### EXERCISE:
Carry on the passage about presidential election polling from its last sentence.

The next big moment for the numbers will come when we can assess whether Romney actually has momentum rather than a bump, and if that momentum is spurred onward from the vice presidential debate or stopped in its tracks.

As more tracking polls report next week with clean post-debate figures, it will be easier to see if there is a real momentum on that national level. Several of the polling points that came out earlier this week included rolled-up sample from before the debate, so spikes were potentially smoothed out and the real size of Romney’s bump isn’t established.

Fundamentally, while we’ll have a better perspective on a national level in the next few days, for the places where it really matters – like Ohio, Virginia, Florida – we’ll need to wait for a few more waves of polling to have enough aggregated data to see the real story.

We all know that the inside-the-margin-of-error national polls which replicate the “popular vote” don’t matter. They are not predictive of who will actually be sworn in on January 20th. As we have all been saying since the 2000 election, the national “popular vote” polls are not a modelling alternative for the Electoral College. US Presidential elections come down to a few states that are swings, while everyone else is a foregone conclusion.

The only numbers that really matter are the polls in the swing states, which occur far less often, with smaller base sizes, and in some cases with less rigour. With the smaller polls that we all end up relying on for the state level picture, there could be some larger quality issues such as having an insufficient proportion of mobile phone numbers in the sample or not having enough Spanish speaking interviewers. The inclusion of both mobile phones and alternative language options are generally regarded as de rigeur on the national level – but they are expensive and the sort of thing that becomes a “nice to have” instead of a hygiene factor on the state level.

### DATA LINES:
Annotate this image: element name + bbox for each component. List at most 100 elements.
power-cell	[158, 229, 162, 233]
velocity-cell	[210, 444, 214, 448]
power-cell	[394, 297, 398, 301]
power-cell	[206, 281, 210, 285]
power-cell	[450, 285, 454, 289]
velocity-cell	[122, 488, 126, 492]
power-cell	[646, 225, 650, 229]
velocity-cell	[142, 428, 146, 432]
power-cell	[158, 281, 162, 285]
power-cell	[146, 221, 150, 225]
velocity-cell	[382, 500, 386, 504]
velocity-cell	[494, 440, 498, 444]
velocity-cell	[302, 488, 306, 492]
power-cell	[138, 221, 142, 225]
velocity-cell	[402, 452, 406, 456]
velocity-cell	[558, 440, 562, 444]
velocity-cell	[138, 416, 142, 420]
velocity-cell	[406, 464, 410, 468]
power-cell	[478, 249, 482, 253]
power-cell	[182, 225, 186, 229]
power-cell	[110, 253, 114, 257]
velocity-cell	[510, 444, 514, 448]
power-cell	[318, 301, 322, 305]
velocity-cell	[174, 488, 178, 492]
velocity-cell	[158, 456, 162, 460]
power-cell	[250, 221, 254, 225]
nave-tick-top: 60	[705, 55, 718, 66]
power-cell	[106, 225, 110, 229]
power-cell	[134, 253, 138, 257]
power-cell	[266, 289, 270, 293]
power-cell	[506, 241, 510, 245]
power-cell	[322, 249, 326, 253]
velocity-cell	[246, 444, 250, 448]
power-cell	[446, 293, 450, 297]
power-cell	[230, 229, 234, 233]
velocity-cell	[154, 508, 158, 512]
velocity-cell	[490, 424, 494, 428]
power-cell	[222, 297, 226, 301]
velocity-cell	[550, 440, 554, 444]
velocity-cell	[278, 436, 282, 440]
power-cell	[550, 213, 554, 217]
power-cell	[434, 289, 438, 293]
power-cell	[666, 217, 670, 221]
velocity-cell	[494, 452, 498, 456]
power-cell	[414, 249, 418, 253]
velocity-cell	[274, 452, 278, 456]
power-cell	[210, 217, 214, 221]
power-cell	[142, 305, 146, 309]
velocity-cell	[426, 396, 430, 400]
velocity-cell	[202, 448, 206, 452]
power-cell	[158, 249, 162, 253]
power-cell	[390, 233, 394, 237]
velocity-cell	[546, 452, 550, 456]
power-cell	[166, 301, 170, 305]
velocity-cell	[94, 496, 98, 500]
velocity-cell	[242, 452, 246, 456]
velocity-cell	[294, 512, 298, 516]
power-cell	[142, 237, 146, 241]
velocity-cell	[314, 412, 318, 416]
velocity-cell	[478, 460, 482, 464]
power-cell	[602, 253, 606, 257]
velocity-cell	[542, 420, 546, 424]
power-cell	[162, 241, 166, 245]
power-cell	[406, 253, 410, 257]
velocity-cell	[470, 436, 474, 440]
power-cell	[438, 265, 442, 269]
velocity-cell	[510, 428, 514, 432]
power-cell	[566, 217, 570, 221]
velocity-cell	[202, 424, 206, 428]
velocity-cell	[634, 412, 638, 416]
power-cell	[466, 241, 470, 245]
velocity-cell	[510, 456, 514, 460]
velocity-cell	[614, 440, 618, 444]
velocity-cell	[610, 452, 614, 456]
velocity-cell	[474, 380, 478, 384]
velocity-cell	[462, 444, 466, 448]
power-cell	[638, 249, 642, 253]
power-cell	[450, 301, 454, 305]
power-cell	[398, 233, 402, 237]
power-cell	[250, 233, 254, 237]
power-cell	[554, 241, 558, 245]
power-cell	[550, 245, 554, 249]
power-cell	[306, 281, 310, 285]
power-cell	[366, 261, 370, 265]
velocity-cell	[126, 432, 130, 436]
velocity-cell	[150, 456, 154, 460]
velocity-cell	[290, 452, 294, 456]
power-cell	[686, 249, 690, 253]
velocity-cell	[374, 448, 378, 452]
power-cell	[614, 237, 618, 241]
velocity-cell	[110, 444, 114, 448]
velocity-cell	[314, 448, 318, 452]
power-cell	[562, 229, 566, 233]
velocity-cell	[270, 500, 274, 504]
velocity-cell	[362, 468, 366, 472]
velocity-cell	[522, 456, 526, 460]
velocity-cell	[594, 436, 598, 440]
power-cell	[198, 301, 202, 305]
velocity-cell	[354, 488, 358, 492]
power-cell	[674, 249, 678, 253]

### WRITTEN RESPONSE:
So next week, what will the state numbers show? Will I be suffering from post-hat indigestion….or will the post-debate Romney bump be smoothed out as expected? You’ll have to check back here to find out.

Stat of the week:

  • 5 years ago, 72% of Americans said that they would prefer a directly elected president rather than maintaining the Electoral College system. With weeks to go until the election and few states regularly being visited by a candidate, it isn’t hard to understand why Americans would prefer to all be counted evenly.

Many thanks to Jacqueline Wallace for her help.

Emily Hunt is director of insights at Edelman Berland, Edelman’s insights and analytics subsidiary. She is a dual US/UK citizen, and has a strong interest in politics on both sides of the Atlantic. Emily has an MA in Political Campaign Management from New York University and started her career as a political operative in the US before moving into polling. You can follow her on Twitter at @emilyinpublic or find out more about her here.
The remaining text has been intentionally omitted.